Spatial annotation records
══════
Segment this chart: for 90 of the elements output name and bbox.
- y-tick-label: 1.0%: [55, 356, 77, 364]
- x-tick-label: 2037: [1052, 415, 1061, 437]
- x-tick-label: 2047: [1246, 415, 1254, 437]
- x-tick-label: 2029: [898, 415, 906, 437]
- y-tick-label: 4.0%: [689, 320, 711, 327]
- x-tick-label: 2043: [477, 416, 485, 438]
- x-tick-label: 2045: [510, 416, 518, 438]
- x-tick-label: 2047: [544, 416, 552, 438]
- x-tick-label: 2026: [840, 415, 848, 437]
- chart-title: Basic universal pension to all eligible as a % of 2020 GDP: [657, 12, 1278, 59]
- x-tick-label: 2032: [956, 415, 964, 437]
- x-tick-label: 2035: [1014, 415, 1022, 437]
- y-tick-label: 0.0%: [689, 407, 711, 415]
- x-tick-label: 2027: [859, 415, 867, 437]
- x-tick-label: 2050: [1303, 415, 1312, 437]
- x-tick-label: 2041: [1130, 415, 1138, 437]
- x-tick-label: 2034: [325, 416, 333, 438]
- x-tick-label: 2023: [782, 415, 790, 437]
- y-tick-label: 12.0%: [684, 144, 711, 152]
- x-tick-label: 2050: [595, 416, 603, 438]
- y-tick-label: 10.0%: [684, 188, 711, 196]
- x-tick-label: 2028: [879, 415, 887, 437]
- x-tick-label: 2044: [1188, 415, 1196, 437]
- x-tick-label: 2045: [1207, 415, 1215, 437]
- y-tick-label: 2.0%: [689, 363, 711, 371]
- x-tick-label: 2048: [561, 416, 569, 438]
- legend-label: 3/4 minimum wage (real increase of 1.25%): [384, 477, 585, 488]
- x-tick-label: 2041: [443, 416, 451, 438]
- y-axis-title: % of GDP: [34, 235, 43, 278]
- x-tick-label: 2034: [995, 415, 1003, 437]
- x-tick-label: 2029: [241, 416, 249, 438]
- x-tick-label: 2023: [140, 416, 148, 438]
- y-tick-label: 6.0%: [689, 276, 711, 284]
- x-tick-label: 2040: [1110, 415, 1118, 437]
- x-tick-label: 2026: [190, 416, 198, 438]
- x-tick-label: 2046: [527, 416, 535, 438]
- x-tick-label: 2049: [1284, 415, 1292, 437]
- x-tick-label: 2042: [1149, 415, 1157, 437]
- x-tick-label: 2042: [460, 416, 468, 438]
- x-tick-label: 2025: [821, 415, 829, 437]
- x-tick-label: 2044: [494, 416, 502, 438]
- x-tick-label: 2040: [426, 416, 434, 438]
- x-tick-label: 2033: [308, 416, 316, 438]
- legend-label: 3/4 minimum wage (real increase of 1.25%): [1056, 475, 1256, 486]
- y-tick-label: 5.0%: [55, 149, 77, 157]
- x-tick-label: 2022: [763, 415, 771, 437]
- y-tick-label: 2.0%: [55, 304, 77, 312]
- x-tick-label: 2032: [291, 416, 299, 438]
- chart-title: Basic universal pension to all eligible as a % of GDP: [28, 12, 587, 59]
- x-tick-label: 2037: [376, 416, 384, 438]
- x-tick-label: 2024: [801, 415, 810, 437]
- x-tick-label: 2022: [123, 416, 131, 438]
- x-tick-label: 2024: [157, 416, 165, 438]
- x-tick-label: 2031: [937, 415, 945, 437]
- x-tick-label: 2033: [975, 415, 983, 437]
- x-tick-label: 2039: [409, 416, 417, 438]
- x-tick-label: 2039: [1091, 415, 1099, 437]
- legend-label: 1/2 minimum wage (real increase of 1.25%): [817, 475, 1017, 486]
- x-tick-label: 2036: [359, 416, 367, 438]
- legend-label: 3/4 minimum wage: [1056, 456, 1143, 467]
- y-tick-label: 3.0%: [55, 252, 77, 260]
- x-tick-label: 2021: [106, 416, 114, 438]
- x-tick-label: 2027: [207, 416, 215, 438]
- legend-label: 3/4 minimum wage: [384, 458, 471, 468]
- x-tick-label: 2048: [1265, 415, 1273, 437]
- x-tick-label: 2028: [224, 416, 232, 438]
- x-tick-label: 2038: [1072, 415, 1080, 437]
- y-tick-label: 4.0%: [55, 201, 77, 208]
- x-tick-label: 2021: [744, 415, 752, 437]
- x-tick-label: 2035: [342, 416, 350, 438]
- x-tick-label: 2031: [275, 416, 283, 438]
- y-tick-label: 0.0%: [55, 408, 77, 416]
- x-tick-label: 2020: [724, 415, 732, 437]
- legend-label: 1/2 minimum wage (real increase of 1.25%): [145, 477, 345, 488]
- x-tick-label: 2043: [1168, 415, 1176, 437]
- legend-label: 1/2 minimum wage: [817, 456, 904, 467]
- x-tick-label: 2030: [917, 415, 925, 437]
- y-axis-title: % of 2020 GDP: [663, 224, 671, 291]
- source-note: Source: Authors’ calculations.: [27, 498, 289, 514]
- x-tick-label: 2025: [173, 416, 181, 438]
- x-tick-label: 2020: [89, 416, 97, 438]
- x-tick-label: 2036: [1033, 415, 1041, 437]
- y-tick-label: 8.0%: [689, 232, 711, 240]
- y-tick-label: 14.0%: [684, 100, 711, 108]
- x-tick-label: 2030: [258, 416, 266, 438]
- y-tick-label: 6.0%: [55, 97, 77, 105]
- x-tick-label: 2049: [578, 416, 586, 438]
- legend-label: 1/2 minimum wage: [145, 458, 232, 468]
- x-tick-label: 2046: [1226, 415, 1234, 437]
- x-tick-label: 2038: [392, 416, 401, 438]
══════
Could you reproduce every line of the material above, character for character?

CORRECT RESPONSE:
Segment this chart: for 90 of the elements output name and bbox.
- y-tick-label: 1.0%: [55, 356, 77, 364]
- x-tick-label: 2037: [1052, 415, 1061, 437]
- x-tick-label: 2047: [1246, 415, 1254, 437]
- x-tick-label: 2029: [898, 415, 906, 437]
- y-tick-label: 4.0%: [689, 320, 711, 327]
- x-tick-label: 2043: [477, 416, 485, 438]
- x-tick-label: 2045: [510, 416, 518, 438]
- x-tick-label: 2047: [544, 416, 552, 438]
- x-tick-label: 2026: [840, 415, 848, 437]
- chart-title: Basic universal pension to all eligible as a % of 2020 GDP: [657, 12, 1278, 59]
- x-tick-label: 2032: [956, 415, 964, 437]
- x-tick-label: 2035: [1014, 415, 1022, 437]
- y-tick-label: 0.0%: [689, 407, 711, 415]
- x-tick-label: 2027: [859, 415, 867, 437]
- x-tick-label: 2050: [1303, 415, 1312, 437]
- x-tick-label: 2041: [1130, 415, 1138, 437]
- x-tick-label: 2034: [325, 416, 333, 438]
- x-tick-label: 2023: [782, 415, 790, 437]
- y-tick-label: 12.0%: [684, 144, 711, 152]
- x-tick-label: 2050: [595, 416, 603, 438]
- y-tick-label: 10.0%: [684, 188, 711, 196]
- x-tick-label: 2028: [879, 415, 887, 437]
- x-tick-label: 2044: [1188, 415, 1196, 437]
- x-tick-label: 2045: [1207, 415, 1215, 437]
- y-tick-label: 2.0%: [689, 363, 711, 371]
- x-tick-label: 2048: [561, 416, 569, 438]
- legend-label: 3/4 minimum wage (real increase of 1.25%): [384, 477, 585, 488]
- x-tick-label: 2041: [443, 416, 451, 438]
- y-axis-title: % of GDP: [34, 235, 43, 278]
- x-tick-label: 2034: [995, 415, 1003, 437]
- x-tick-label: 2029: [241, 416, 249, 438]
- x-tick-label: 2023: [140, 416, 148, 438]
- y-tick-label: 6.0%: [689, 276, 711, 284]
- x-tick-label: 2040: [1110, 415, 1118, 437]
- x-tick-label: 2026: [190, 416, 198, 438]
- x-tick-label: 2046: [527, 416, 535, 438]
- x-tick-label: 2049: [1284, 415, 1292, 437]
- x-tick-label: 2042: [1149, 415, 1157, 437]
- x-tick-label: 2042: [460, 416, 468, 438]
- x-tick-label: 2025: [821, 415, 829, 437]
- x-tick-label: 2044: [494, 416, 502, 438]
- x-tick-label: 2040: [426, 416, 434, 438]
- x-tick-label: 2033: [308, 416, 316, 438]
- legend-label: 3/4 minimum wage (real increase of 1.25%): [1056, 475, 1256, 486]
- y-tick-label: 5.0%: [55, 149, 77, 157]
- x-tick-label: 2022: [763, 415, 771, 437]
- y-tick-label: 2.0%: [55, 304, 77, 312]
- x-tick-label: 2032: [291, 416, 299, 438]
- chart-title: Basic universal pension to all eligible as a % of GDP: [28, 12, 587, 59]
- x-tick-label: 2037: [376, 416, 384, 438]
- x-tick-label: 2024: [801, 415, 810, 437]
- x-tick-label: 2022: [123, 416, 131, 438]
- x-tick-label: 2024: [157, 416, 165, 438]
- x-tick-label: 2031: [937, 415, 945, 437]
- x-tick-label: 2033: [975, 415, 983, 437]
- x-tick-label: 2039: [409, 416, 417, 438]
- x-tick-label: 2039: [1091, 415, 1099, 437]
- legend-label: 1/2 minimum wage (real increase of 1.25%): [817, 475, 1017, 486]
- x-tick-label: 2036: [359, 416, 367, 438]
- legend-label: 3/4 minimum wage: [1056, 456, 1143, 467]
- y-tick-label: 3.0%: [55, 252, 77, 260]
- x-tick-label: 2021: [106, 416, 114, 438]
- x-tick-label: 2027: [207, 416, 215, 438]
- legend-label: 3/4 minimum wage: [384, 458, 471, 468]
- x-tick-label: 2048: [1265, 415, 1273, 437]
- x-tick-label: 2028: [224, 416, 232, 438]
- x-tick-label: 2038: [1072, 415, 1080, 437]
- y-tick-label: 4.0%: [55, 201, 77, 208]
- x-tick-label: 2021: [744, 415, 752, 437]
- x-tick-label: 2035: [342, 416, 350, 438]
- x-tick-label: 2031: [275, 416, 283, 438]
- y-tick-label: 0.0%: [55, 408, 77, 416]
- x-tick-label: 2020: [724, 415, 732, 437]
- legend-label: 1/2 minimum wage (real increase of 1.25%): [145, 477, 345, 488]
- x-tick-label: 2043: [1168, 415, 1176, 437]
- legend-label: 1/2 minimum wage: [817, 456, 904, 467]
- x-tick-label: 2030: [917, 415, 925, 437]
- y-axis-title: % of 2020 GDP: [663, 224, 671, 291]
- source-note: Source: Authors’ calculations.: [27, 498, 289, 514]
- x-tick-label: 2025: [173, 416, 181, 438]
- x-tick-label: 2020: [89, 416, 97, 438]
- x-tick-label: 2036: [1033, 415, 1041, 437]
- y-tick-label: 8.0%: [689, 232, 711, 240]
- y-tick-label: 14.0%: [684, 100, 711, 108]
- x-tick-label: 2030: [258, 416, 266, 438]
- y-tick-label: 6.0%: [55, 97, 77, 105]
- x-tick-label: 2049: [578, 416, 586, 438]
- legend-label: 1/2 minimum wage: [145, 458, 232, 468]
- x-tick-label: 2046: [1226, 415, 1234, 437]
- x-tick-label: 2038: [392, 416, 401, 438]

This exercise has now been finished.